### Dataset items
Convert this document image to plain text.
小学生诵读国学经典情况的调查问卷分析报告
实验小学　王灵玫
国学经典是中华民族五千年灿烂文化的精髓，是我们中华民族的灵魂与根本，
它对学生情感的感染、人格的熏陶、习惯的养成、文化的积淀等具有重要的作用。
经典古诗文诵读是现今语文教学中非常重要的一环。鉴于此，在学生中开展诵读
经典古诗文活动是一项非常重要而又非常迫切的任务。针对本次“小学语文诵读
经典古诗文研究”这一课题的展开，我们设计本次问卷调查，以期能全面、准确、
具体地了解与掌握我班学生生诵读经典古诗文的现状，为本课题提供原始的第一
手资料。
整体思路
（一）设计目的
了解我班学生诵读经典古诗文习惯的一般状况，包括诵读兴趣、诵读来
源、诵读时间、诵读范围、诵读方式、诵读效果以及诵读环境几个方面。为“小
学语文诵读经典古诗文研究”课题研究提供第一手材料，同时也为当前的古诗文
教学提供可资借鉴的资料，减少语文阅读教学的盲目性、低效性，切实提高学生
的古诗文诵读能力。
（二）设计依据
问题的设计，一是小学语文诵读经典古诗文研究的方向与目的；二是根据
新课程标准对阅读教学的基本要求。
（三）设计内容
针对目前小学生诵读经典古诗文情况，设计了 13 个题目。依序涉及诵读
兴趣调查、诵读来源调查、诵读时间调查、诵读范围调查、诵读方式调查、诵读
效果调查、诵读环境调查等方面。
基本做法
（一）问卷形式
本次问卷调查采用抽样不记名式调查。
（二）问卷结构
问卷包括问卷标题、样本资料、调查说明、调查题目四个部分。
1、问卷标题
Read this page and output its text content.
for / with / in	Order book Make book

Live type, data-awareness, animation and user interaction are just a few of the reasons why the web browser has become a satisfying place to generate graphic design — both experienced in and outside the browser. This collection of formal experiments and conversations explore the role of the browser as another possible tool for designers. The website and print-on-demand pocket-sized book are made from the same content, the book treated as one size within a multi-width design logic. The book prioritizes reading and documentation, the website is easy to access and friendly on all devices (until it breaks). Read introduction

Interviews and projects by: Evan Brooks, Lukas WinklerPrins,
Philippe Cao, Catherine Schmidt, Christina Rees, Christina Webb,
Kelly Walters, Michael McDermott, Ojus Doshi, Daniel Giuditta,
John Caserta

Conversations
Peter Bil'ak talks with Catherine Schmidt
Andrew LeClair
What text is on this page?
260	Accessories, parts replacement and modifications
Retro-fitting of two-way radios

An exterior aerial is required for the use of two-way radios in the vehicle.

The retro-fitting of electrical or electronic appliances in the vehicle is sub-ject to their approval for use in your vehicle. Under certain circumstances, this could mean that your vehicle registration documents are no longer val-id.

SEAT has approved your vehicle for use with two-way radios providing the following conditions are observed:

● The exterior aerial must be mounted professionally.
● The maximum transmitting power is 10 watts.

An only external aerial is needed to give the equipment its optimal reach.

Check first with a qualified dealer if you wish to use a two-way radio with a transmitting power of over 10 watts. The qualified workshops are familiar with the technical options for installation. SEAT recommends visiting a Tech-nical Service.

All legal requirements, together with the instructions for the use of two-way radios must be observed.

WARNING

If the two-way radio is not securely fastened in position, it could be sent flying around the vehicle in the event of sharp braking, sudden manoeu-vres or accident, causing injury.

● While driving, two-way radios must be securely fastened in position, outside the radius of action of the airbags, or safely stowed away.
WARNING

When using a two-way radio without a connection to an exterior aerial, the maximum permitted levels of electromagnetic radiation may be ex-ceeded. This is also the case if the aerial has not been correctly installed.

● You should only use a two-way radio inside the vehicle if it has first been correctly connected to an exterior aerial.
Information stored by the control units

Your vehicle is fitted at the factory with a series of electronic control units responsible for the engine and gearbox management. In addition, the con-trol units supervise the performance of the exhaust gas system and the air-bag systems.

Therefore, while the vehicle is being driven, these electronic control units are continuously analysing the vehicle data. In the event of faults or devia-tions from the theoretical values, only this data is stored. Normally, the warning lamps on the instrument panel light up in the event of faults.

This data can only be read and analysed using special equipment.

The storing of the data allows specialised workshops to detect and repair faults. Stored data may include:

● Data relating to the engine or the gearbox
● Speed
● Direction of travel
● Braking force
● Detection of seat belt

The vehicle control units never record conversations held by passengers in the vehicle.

### Problem statement
Copy every line in the entries above that has the string "watts" in it.

### Problem solution
● The maximum transmitting power is 10 watts.
Check first with a qualified dealer if you wish to use a two-way radio with a transmitting power of over 10 watts. The qualified workshops are familiar with the technical options for installation. SEAT recommends visiting a Tech-nical Service.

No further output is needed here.